§ **Exercise brief**: Write out all lines holding the word "JSON".
═══ Material for the task
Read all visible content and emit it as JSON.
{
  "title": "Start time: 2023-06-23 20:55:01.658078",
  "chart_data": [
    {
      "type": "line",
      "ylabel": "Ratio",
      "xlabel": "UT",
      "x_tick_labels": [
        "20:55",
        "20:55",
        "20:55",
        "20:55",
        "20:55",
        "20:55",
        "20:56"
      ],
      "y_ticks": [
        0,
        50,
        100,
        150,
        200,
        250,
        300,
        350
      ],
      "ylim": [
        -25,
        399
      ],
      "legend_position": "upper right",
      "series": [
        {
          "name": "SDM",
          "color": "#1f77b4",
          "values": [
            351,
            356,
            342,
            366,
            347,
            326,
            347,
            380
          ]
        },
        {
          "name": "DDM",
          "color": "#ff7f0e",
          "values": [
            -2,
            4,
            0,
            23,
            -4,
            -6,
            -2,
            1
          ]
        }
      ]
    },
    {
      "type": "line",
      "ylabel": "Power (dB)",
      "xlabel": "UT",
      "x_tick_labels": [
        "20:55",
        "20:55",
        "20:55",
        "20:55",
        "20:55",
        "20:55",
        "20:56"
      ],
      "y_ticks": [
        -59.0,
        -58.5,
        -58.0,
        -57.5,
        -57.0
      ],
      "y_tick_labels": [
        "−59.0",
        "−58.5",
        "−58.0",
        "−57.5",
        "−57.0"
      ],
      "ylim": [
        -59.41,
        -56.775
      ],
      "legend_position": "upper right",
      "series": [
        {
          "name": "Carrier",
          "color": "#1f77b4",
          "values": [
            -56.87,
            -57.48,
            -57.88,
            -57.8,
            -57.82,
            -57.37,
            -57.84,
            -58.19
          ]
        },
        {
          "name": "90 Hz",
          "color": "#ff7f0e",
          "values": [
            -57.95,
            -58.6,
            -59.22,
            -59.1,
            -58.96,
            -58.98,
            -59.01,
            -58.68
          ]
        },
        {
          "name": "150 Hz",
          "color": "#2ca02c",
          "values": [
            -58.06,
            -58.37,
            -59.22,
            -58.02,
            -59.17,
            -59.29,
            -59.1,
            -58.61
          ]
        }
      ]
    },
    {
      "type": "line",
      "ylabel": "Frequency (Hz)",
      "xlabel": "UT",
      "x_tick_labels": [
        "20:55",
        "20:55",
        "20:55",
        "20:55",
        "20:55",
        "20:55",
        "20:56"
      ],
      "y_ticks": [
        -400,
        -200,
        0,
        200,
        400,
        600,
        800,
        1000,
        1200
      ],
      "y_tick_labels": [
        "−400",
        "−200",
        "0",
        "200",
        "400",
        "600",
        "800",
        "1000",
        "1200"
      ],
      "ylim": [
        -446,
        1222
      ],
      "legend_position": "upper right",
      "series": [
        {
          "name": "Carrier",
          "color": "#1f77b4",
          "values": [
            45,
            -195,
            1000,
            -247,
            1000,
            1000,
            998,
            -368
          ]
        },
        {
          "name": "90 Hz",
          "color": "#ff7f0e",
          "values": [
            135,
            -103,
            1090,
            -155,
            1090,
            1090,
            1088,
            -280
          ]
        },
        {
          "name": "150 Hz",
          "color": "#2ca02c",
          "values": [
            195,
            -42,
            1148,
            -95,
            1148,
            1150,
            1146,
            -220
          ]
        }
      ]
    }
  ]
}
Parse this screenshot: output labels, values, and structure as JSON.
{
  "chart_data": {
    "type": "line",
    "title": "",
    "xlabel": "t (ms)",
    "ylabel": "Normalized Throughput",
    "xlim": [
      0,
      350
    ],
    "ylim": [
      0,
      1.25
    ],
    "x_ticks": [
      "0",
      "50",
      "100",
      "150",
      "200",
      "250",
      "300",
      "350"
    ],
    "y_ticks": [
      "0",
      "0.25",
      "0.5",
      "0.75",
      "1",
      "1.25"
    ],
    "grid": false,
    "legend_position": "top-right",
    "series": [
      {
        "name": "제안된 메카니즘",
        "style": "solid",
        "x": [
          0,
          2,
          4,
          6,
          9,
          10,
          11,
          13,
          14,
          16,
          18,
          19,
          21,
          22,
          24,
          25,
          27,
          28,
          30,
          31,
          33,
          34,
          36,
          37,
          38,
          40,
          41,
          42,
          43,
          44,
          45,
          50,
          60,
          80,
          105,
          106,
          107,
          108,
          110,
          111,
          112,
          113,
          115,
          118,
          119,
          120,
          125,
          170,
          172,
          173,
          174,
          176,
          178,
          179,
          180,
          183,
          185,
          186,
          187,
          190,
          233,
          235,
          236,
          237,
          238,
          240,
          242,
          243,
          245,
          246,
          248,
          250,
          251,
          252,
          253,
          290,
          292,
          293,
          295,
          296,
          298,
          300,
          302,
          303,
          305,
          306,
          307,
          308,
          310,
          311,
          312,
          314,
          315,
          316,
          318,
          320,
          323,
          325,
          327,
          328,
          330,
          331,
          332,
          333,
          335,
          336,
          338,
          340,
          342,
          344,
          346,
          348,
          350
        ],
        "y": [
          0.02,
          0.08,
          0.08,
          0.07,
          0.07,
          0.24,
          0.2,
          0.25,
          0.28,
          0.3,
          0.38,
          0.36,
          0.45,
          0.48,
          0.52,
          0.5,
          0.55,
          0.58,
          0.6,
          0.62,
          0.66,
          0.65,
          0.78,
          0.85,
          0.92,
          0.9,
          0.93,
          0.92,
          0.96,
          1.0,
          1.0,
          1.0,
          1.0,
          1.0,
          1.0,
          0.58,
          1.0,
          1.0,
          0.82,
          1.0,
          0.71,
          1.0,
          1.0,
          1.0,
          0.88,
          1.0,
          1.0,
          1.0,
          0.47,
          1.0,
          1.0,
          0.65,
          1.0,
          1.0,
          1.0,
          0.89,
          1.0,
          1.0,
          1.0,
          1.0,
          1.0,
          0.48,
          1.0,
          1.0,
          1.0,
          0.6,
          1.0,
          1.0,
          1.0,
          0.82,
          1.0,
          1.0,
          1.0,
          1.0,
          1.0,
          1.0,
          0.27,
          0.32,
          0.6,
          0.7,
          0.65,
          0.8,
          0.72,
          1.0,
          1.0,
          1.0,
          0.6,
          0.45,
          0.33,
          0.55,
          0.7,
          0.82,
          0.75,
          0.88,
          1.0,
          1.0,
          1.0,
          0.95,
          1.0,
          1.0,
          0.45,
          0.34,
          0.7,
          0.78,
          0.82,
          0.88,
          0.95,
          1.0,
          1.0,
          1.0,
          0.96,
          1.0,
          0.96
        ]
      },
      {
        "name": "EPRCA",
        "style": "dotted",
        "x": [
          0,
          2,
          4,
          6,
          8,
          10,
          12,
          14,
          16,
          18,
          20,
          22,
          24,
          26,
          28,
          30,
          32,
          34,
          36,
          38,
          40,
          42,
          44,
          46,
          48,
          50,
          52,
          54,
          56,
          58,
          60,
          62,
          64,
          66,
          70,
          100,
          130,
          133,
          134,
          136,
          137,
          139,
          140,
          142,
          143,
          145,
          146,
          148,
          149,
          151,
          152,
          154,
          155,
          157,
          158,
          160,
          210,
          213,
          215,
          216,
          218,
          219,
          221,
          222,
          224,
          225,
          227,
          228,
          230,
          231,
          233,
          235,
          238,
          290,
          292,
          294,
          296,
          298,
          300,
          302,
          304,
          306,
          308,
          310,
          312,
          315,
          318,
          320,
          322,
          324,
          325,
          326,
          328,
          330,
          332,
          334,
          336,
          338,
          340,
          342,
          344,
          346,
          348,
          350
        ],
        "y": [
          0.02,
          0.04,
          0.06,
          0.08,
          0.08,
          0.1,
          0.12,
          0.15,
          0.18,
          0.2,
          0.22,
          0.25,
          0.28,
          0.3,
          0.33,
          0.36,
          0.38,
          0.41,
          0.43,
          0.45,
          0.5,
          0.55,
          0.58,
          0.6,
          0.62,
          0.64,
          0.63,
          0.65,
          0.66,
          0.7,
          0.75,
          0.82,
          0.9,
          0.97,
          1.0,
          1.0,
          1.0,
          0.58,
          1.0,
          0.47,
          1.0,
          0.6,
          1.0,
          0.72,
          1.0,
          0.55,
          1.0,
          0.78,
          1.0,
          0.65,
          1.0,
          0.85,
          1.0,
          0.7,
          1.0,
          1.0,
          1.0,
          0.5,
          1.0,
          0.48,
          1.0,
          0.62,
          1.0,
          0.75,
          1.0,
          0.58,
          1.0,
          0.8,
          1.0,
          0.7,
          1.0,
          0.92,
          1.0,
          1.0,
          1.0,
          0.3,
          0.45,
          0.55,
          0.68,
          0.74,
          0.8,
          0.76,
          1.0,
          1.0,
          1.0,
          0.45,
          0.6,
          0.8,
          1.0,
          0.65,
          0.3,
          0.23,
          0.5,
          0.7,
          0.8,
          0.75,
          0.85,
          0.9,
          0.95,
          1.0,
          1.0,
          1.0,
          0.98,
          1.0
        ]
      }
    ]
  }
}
══════
§ **Exercise response**:
Read all visible content and emit it as JSON.
Parse this screenshot: output labels, values, and structure as JSON.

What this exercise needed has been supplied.